Written task:
Transcribe the listing below word for word.

▬▬▬▬▬▬

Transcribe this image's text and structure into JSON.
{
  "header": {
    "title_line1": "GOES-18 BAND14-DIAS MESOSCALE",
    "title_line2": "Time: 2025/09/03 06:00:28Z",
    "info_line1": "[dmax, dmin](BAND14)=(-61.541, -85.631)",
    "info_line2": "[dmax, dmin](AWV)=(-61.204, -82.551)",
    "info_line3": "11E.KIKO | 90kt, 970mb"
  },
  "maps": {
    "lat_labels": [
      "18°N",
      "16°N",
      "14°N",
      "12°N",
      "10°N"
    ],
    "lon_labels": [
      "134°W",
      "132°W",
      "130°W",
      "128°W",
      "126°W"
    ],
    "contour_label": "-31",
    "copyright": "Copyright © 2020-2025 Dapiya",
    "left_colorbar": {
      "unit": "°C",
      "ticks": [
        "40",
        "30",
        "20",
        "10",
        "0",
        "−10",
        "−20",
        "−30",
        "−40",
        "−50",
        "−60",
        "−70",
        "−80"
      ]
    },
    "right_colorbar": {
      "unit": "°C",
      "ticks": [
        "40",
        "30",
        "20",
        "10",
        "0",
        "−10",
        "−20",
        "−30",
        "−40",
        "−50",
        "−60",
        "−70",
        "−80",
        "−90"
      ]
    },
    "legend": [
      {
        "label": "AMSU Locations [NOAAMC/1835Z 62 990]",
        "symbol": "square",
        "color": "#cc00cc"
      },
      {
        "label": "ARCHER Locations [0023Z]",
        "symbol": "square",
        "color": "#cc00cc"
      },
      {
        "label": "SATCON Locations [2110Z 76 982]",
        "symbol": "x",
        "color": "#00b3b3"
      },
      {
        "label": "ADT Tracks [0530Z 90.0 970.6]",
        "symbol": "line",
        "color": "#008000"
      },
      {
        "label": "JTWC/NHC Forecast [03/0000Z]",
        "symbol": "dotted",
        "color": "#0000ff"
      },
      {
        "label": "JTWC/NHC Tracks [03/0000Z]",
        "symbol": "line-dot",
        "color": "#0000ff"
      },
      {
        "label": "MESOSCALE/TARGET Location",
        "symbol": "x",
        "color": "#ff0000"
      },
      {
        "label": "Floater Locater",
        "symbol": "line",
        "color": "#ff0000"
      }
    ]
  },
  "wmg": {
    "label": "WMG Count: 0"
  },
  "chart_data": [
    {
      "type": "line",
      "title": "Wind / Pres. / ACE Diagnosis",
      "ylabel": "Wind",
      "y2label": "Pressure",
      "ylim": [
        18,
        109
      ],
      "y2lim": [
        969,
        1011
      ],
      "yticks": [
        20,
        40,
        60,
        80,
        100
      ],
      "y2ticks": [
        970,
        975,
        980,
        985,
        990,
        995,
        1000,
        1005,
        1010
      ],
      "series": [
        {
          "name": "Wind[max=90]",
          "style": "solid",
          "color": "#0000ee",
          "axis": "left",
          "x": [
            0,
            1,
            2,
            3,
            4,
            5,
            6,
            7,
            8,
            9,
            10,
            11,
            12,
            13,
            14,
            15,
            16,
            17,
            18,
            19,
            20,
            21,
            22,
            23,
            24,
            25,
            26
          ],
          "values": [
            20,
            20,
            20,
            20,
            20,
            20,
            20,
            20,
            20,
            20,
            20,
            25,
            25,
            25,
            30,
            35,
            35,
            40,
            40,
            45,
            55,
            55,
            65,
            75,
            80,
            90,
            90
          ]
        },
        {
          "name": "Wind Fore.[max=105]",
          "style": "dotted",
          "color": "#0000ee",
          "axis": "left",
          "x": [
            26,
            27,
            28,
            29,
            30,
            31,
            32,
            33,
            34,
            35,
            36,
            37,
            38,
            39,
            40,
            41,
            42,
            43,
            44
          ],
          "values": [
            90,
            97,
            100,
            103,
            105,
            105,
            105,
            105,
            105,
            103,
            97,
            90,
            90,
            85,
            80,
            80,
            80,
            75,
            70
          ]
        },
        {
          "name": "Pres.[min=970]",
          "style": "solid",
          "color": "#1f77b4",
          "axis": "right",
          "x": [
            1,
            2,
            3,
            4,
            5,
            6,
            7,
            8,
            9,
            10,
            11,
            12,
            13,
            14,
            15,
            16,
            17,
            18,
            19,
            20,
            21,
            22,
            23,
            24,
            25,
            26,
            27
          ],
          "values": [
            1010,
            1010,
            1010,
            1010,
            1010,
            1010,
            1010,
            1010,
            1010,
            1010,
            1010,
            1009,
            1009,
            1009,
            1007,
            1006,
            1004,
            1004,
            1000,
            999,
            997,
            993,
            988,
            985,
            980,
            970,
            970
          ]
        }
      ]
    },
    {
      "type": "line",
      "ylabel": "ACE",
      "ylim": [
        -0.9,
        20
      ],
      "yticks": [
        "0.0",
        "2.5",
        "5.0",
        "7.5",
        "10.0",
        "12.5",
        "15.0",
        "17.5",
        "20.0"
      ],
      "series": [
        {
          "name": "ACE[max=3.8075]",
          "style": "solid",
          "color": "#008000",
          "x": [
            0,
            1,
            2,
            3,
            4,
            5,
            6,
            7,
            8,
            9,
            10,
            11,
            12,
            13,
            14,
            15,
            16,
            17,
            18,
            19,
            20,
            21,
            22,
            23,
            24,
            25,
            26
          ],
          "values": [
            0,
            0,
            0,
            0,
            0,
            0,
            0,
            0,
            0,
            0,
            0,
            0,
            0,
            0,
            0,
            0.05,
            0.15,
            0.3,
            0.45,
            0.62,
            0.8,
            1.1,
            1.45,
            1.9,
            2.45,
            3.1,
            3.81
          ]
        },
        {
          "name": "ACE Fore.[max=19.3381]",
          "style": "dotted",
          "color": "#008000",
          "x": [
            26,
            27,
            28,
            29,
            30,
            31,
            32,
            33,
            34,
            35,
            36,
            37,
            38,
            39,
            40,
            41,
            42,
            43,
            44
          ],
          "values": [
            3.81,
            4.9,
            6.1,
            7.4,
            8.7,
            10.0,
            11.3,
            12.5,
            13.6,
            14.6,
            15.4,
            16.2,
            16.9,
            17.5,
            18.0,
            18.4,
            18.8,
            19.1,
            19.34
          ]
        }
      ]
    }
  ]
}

▬▬▬▬▬▬

Output for this task:
Transcribe this image's text and structure into JSON.
{
  "header": {
    "title_line1": "GOES-18 BAND14-DIAS MESOSCALE",
    "title_line2": "Time: 2025/09/03 06:00:28Z",
    "info_line1": "[dmax, dmin](BAND14)=(-61.541, -85.631)",
    "info_line2": "[dmax, dmin](AWV)=(-61.204, -82.551)",
    "info_line3": "11E.KIKO | 90kt, 970mb"
  },
  "maps": {
    "lat_labels": [
      "18°N",
      "16°N",
      "14°N",
      "12°N",
      "10°N"
    ],
    "lon_labels": [
      "134°W",
      "132°W",
      "130°W",
      "128°W",
      "126°W"
    ],
    "contour_label": "-31",
    "copyright": "Copyright © 2020-2025 Dapiya",
    "left_colorbar": {
      "unit": "°C",
      "ticks": [
        "40",
        "30",
        "20",
        "10",
        "0",
        "−10",
        "−20",
        "−30",
        "−40",
        "−50",
        "−60",
        "−70",
        "−80"
      ]
    },
    "right_colorbar": {
      "unit": "°C",
      "ticks": [
        "40",
        "30",
        "20",
        "10",
        "0",
        "−10",
        "−20",
        "−30",
        "−40",
        "−50",
        "−60",
        "−70",
        "−80",
        "−90"
      ]
    },
    "legend": [
      {
        "label": "AMSU Locations [NOAAMC/1835Z 62 990]",
        "symbol": "square",
        "color": "#cc00cc"
      },
      {
        "label": "ARCHER Locations [0023Z]",
        "symbol": "square",
        "color": "#cc00cc"
      },
      {
        "label": "SATCON Locations [2110Z 76 982]",
        "symbol": "x",
        "color": "#00b3b3"
      },
      {
        "label": "ADT Tracks [0530Z 90.0 970.6]",
        "symbol": "line",
        "color": "#008000"
      },
      {
        "label": "JTWC/NHC Forecast [03/0000Z]",
        "symbol": "dotted",
        "color": "#0000ff"
      },
      {
        "label": "JTWC/NHC Tracks [03/0000Z]",
        "symbol": "line-dot",
        "color": "#0000ff"
      },
      {
        "label": "MESOSCALE/TARGET Location",
        "symbol": "x",
        "color": "#ff0000"
      },
      {
        "label": "Floater Locater",
        "symbol": "line",
        "color": "#ff0000"
      }
    ]
  },
  "wmg": {
    "label": "WMG Count: 0"
  },
  "chart_data": [
    {
      "type": "line",
      "title": "Wind / Pres. / ACE Diagnosis",
      "ylabel": "Wind",
      "y2label": "Pressure",
      "ylim": [
        18,
        109
      ],
      "y2lim": [
        969,
        1011
      ],
      "yticks": [
        20,
        40,
        60,
        80,
        100
      ],
      "y2ticks": [
        970,
        975,
        980,
        985,
        990,
        995,
        1000,
        1005,
        1010
      ],
      "series": [
        {
          "name": "Wind[max=90]",
          "style": "solid",
          "color": "#0000ee",
          "axis": "left",
          "x": [
            0,
            1,
            2,
            3,
            4,
            5,
            6,
            7,
            8,
            9,
            10,
            11,
            12,
            13,
            14,
            15,
            16,
            17,
            18,
            19,
            20,
            21,
            22,
            23,
            24,
            25,
            26
          ],
          "values": [
            20,
            20,
            20,
            20,
            20,
            20,
            20,
            20,
            20,
            20,
            20,
            25,
            25,
            25,
            30,
            35,
            35,
            40,
            40,
            45,
            55,
            55,
            65,
            75,
            80,
            90,
            90
          ]
        },
        {
          "name": "Wind Fore.[max=105]",
          "style": "dotted",
          "color": "#0000ee",
          "axis": "left",
          "x": [
            26,
            27,
            28,
            29,
            30,
            31,
            32,
            33,
            34,
            35,
            36,
            37,
            38,
            39,
            40,
            41,
            42,
            43,
            44
          ],
          "values": [
            90,
            97,
            100,
            103,
            105,
            105,
            105,
            105,
            105,
            103,
            97,
            90,
            90,
            85,
            80,
            80,
            80,
            75,
            70
          ]
        },
        {
          "name": "Pres.[min=970]",
          "style": "solid",
          "color": "#1f77b4",
          "axis": "right",
          "x": [
            1,
            2,
            3,
            4,
            5,
            6,
            7,
            8,
            9,
            10,
            11,
            12,
            13,
            14,
            15,
            16,
            17,
            18,
            19,
            20,
            21,
            22,
            23,
            24,
            25,
            26,
            27
          ],
          "values": [
            1010,
            1010,
            1010,
            1010,
            1010,
            1010,
            1010,
            1010,
            1010,
            1010,
            1010,
            1009,
            1009,
            1009,
            1007,
            1006,
            1004,
            1004,
            1000,
            999,
            997,
            993,
            988,
            985,
            980,
            970,
            970
          ]
        }
      ]
    },
    {
      "type": "line",
      "ylabel": "ACE",
      "ylim": [
        -0.9,
        20
      ],
      "yticks": [
        "0.0",
        "2.5",
        "5.0",
        "7.5",
        "10.0",
        "12.5",
        "15.0",
        "17.5",
        "20.0"
      ],
      "series": [
        {
          "name": "ACE[max=3.8075]",
          "style": "solid",
          "color": "#008000",
          "x": [
            0,
            1,
            2,
            3,
            4,
            5,
            6,
            7,
            8,
            9,
            10,
            11,
            12,
            13,
            14,
            15,
            16,
            17,
            18,
            19,
            20,
            21,
            22,
            23,
            24,
            25,
            26
          ],
          "values": [
            0,
            0,
            0,
            0,
            0,
            0,
            0,
            0,
            0,
            0,
            0,
            0,
            0,
            0,
            0,
            0.05,
            0.15,
            0.3,
            0.45,
            0.62,
            0.8,
            1.1,
            1.45,
            1.9,
            2.45,
            3.1,
            3.81
          ]
        },
        {
          "name": "ACE Fore.[max=19.3381]",
          "style": "dotted",
          "color": "#008000",
          "x": [
            26,
            27,
            28,
            29,
            30,
            31,
            32,
            33,
            34,
            35,
            36,
            37,
            38,
            39,
            40,
            41,
            42,
            43,
            44
          ],
          "values": [
            3.81,
            4.9,
            6.1,
            7.4,
            8.7,
            10.0,
            11.3,
            12.5,
            13.6,
            14.6,
            15.4,
            16.2,
            16.9,
            17.5,
            18.0,
            18.4,
            18.8,
            19.1,
            19.34
          ]
        }
      ]
    }
  ]
}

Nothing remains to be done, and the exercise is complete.